### SUPPLIED RECORDS
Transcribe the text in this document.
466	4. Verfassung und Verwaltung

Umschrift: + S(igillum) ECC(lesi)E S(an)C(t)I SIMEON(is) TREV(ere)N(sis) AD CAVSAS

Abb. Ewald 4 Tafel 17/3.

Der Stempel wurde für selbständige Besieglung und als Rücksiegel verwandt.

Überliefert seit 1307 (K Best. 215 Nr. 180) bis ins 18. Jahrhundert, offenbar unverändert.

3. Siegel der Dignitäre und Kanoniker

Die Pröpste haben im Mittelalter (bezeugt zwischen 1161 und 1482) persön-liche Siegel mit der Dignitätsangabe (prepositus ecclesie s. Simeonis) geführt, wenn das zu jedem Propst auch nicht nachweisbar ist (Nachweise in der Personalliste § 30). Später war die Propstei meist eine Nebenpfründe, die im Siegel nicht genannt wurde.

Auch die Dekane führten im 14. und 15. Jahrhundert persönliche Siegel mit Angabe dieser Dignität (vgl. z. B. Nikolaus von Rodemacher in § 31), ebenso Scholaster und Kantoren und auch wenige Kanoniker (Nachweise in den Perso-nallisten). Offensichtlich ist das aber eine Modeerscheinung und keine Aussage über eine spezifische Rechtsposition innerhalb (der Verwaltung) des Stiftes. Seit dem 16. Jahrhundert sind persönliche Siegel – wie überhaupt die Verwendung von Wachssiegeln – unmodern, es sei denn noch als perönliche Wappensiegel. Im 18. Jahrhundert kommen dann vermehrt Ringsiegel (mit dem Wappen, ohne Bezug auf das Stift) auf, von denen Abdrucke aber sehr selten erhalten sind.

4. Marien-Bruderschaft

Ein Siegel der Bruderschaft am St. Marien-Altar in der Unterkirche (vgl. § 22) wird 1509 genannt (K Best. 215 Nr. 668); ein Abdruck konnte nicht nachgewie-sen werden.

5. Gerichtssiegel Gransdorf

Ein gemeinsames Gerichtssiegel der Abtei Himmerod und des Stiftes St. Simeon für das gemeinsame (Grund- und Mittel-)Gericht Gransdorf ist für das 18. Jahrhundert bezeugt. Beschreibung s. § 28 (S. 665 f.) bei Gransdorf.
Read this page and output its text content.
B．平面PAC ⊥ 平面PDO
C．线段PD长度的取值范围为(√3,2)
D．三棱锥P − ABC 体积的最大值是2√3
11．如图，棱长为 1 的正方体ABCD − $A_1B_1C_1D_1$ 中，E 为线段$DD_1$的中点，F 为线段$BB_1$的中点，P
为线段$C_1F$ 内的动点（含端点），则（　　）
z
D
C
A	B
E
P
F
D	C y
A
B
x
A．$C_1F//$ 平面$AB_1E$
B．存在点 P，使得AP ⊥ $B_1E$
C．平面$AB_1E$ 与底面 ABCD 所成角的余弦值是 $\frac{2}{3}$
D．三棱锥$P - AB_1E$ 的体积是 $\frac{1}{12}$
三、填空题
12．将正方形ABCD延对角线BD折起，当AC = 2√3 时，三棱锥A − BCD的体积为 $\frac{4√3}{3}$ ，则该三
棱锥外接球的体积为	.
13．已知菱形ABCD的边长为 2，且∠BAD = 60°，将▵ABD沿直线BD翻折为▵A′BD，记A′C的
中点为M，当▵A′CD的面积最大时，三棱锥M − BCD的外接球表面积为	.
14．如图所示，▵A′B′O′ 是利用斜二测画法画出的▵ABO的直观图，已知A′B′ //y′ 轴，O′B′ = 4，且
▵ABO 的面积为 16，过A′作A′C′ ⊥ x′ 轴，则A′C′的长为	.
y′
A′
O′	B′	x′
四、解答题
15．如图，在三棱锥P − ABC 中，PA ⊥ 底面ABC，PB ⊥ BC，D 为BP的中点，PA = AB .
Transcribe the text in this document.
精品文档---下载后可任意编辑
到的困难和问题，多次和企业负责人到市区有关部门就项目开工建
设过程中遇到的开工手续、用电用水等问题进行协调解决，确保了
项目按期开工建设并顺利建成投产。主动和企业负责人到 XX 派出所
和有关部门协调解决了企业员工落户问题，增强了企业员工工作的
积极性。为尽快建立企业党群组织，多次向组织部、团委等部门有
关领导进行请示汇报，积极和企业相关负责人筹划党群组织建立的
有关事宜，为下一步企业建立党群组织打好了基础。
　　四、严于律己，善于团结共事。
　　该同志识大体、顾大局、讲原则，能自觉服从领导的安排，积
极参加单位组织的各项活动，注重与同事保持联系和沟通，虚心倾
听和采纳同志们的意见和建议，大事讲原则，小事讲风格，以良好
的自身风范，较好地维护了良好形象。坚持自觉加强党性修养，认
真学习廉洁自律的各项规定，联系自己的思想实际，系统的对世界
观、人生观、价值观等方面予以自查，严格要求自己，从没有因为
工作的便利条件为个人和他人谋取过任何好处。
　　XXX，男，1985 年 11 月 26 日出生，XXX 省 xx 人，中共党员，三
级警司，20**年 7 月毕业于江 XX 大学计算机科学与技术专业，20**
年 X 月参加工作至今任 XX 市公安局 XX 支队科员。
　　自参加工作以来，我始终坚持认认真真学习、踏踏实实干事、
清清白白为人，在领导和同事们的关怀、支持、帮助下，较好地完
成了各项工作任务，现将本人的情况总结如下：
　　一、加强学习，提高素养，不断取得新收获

### GOAL OF THE EXERCISE
All lines that include "Nachweise" are to be gathered and copied.

### EXERCISE OUTPUT
Die Pröpste haben im Mittelalter (bezeugt zwischen 1161 und 1482) persön-liche Siegel mit der Dignitätsangabe (prepositus ecclesie s. Simeonis) geführt, wenn das zu jedem Propst auch nicht nachweisbar ist (Nachweise in der Personalliste § 30). Später war die Propstei meist eine Nebenpfründe, die im Siegel nicht genannt wurde.
Auch die Dekane führten im 14. und 15. Jahrhundert persönliche Siegel mit Angabe dieser Dignität (vgl. z. B. Nikolaus von Rodemacher in § 31), ebenso Scholaster und Kantoren und auch wenige Kanoniker (Nachweise in den Perso-nallisten). Offensichtlich ist das aber eine Modeerscheinung und keine Aussage über eine spezifische Rechtsposition innerhalb (der Verwaltung) des Stiftes. Seit dem 16. Jahrhundert sind persönliche Siegel – wie überhaupt die Verwendung von Wachssiegeln – unmodern, es sei denn noch als perönliche Wappensiegel. Im 18. Jahrhundert kommen dann vermehrt Ringsiegel (mit dem Wappen, ohne Bezug auf das Stift) auf, von denen Abdrucke aber sehr selten erhalten sind.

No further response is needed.